* **TÂCHE DONNÉE 1**
Mettez à jour le passage du texte sur les films de François Ruffin, de « Merci Patron !, J’veux » à « les classes populaires. », en remplaçant « trimestriel » par « mensuel ».

* **EXTRAIT CHOISI**
--*--

Merci Patron !, J’veux du soleil !, Debout les femmes ! et Au boulot ! partagent bien des points communs. Commençons par les plus anecdotiques. Leurs titres claquent, en forme de slogans, ponctués d’un emphatique point d’exclamation. Le même dessinateur, Thibaut Soulcié, en signe les affiches. François Ruffin en est le héros récurrent et sympathique, sorte de Tintin de la France périphérique. À vingt-trois ans à peine, il fonde à Amiens en 1999 un trimestriel satirique Fakir. En 2017, grâce notamment à la notoriété que lui a apportée le succès de Merci Patron !, il fait une entrée remarquée à l’Assemblée nationale. Il incarne désormais à la gauche de la gauche, une alternative au mélenchonisme qu’il accuse d’avoir trahi les classes populaires.

Au boulot ! utilise la même recette que Merci Patron ! : personnifier un sujet. Dans Merci Patron ! c’était Bernard Arnault qui personnifiait le capitalisme honni ; dans Au boulot ! les deux co-réalisateurs ont dégotté une personnalité tellement caricaturale qu’on pourrait douter de sa réalité : la trentaine fashionista, blonde jusqu’au bout des ongles, impeccablement manucurés, Sarah Saldmann est une avocate et une chroniqueuse qui a acquis une petite célébrité par ses sorties fracassantes sur les plateaux TV où elle fustige sans filtre, comme Laurent Wauquiez l’avait fait en son temps, l’assistanat. La prenant au mot, François Ruffin la défie de passer une semaine dans la peau d’un smicard. Contre toute attente, Sarah Saldmann accepte le défi et s’embarque avec son cornac dans un Tour de France des working poor : à Lyon avec un livreur soumis à des cadences infernales, à Boulogne-sur-Mer, dans une usine de conditionnement des produits de la pêche, à  Amiens dans un restaurant, à Saint-Etienne auprès d’une aide à domicile, à Abbeville dans une antenne du Secours populaire….

--*--

* **LIGNES ENREGISTRÉES**
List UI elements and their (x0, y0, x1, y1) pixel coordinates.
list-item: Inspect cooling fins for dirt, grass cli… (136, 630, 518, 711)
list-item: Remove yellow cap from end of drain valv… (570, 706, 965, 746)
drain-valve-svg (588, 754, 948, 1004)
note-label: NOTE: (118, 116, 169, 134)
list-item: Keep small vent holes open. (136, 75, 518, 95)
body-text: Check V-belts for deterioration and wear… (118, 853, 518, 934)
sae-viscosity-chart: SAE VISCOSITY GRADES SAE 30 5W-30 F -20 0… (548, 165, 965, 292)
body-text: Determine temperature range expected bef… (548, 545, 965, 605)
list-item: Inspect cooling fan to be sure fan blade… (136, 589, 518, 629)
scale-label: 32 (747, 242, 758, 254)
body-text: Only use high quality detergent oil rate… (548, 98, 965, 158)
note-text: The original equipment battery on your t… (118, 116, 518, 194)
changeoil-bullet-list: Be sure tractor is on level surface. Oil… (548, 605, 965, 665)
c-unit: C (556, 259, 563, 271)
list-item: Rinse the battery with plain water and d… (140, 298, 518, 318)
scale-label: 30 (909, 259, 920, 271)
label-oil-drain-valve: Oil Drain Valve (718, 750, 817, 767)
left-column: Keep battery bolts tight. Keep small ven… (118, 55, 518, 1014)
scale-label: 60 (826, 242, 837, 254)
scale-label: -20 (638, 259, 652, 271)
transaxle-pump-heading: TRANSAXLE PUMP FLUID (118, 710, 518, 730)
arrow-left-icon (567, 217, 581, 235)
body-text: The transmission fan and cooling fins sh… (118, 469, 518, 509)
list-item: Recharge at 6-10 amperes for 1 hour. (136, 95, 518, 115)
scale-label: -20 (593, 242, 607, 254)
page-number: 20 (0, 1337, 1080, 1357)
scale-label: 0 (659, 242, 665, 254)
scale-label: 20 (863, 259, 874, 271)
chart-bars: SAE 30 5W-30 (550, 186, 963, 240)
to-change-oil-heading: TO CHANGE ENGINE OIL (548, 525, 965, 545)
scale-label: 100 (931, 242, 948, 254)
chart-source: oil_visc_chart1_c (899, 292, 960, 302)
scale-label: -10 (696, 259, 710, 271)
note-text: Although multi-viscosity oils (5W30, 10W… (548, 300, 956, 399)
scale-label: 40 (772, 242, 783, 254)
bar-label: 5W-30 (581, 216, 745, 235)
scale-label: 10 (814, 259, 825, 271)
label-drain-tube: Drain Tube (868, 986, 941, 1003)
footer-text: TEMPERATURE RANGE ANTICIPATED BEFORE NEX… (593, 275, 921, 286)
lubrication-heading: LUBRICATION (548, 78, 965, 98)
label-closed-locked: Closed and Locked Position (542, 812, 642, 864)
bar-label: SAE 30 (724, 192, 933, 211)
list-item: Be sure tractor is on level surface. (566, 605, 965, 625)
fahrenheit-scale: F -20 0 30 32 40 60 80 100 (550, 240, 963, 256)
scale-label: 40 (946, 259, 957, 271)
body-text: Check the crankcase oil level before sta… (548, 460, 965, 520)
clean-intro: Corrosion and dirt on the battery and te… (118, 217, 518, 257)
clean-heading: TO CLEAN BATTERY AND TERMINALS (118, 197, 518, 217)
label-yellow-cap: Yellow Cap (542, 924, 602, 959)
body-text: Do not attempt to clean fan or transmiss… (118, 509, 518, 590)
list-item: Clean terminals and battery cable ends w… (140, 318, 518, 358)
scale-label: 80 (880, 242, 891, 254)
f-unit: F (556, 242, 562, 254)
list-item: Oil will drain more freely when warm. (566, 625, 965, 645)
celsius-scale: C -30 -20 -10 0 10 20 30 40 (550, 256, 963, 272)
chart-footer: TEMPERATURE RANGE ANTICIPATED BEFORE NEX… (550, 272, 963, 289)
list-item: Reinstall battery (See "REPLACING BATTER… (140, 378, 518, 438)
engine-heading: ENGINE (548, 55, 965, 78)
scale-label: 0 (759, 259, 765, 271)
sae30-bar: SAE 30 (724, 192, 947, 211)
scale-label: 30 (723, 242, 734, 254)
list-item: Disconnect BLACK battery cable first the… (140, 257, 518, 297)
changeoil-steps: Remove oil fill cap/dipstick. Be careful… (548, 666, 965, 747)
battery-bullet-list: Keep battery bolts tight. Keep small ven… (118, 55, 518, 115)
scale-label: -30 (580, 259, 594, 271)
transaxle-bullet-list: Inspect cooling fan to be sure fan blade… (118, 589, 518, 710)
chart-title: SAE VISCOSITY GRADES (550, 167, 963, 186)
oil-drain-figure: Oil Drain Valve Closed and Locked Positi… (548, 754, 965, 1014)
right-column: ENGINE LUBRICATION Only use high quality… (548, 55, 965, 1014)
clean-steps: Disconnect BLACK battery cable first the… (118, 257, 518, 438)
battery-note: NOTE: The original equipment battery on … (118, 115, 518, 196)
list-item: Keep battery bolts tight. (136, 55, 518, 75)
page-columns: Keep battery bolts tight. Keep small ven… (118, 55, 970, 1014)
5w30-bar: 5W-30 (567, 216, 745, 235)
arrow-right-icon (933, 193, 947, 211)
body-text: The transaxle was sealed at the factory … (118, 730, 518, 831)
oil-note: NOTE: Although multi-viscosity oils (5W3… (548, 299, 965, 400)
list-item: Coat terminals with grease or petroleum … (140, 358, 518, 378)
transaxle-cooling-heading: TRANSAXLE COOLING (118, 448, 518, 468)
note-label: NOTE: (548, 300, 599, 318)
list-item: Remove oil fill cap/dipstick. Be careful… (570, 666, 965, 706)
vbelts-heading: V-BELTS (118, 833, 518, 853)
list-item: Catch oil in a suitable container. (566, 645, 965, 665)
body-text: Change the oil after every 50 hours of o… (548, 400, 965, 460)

--*--

* **TÂCHE DONNÉE 2**
Recopiez à l'identique les enregistrements depuis leur début jusqu'à la ligne contenant « label-oil-drain-valve: Oil Drain », celle-ci comprise.

* **RÉPONSE COMPLÈTE 1**
Merci Patron !, J’veux du soleil !, Debout les femmes ! et Au boulot ! partagent bien des points communs. Commençons par les plus anecdotiques. Leurs titres claquent, en forme de slogans, ponctués d’un emphatique point d’exclamation. Le même dessinateur, Thibaut Soulcié, en signe les affiches. François Ruffin en est le héros récurrent et sympathique, sorte de Tintin de la France périphérique. À vingt-trois ans à peine, il fonde à Amiens en 1999 un mensuel satirique Fakir. En 2017, grâce notamment à la notoriété que lui a apportée le succès de Merci Patron !, il fait une entrée remarquée à l’Assemblée nationale. Il incarne désormais à la gauche de la gauche, une alternative au mélenchonisme qu’il accuse d’avoir trahi les classes populaires.

* **RÉPONSE COMPLÈTE 2**
List UI elements and their (x0, y0, x1, y1) pixel coordinates.
list-item: Inspect cooling fins for dirt, grass cli… (136, 630, 518, 711)
list-item: Remove yellow cap from end of drain valv… (570, 706, 965, 746)
drain-valve-svg (588, 754, 948, 1004)
note-label: NOTE: (118, 116, 169, 134)
list-item: Keep small vent holes open. (136, 75, 518, 95)
body-text: Check V-belts for deterioration and wear… (118, 853, 518, 934)
sae-viscosity-chart: SAE VISCOSITY GRADES SAE 30 5W-30 F -20 0… (548, 165, 965, 292)
body-text: Determine temperature range expected bef… (548, 545, 965, 605)
list-item: Inspect cooling fan to be sure fan blade… (136, 589, 518, 629)
scale-label: 32 (747, 242, 758, 254)
body-text: Only use high quality detergent oil rate… (548, 98, 965, 158)
note-text: The original equipment battery on your t… (118, 116, 518, 194)
changeoil-bullet-list: Be sure tractor is on level surface. Oil… (548, 605, 965, 665)
c-unit: C (556, 259, 563, 271)
list-item: Rinse the battery with plain water and d… (140, 298, 518, 318)
scale-label: 30 (909, 259, 920, 271)
label-oil-drain-valve: Oil Drain Valve (718, 750, 817, 767)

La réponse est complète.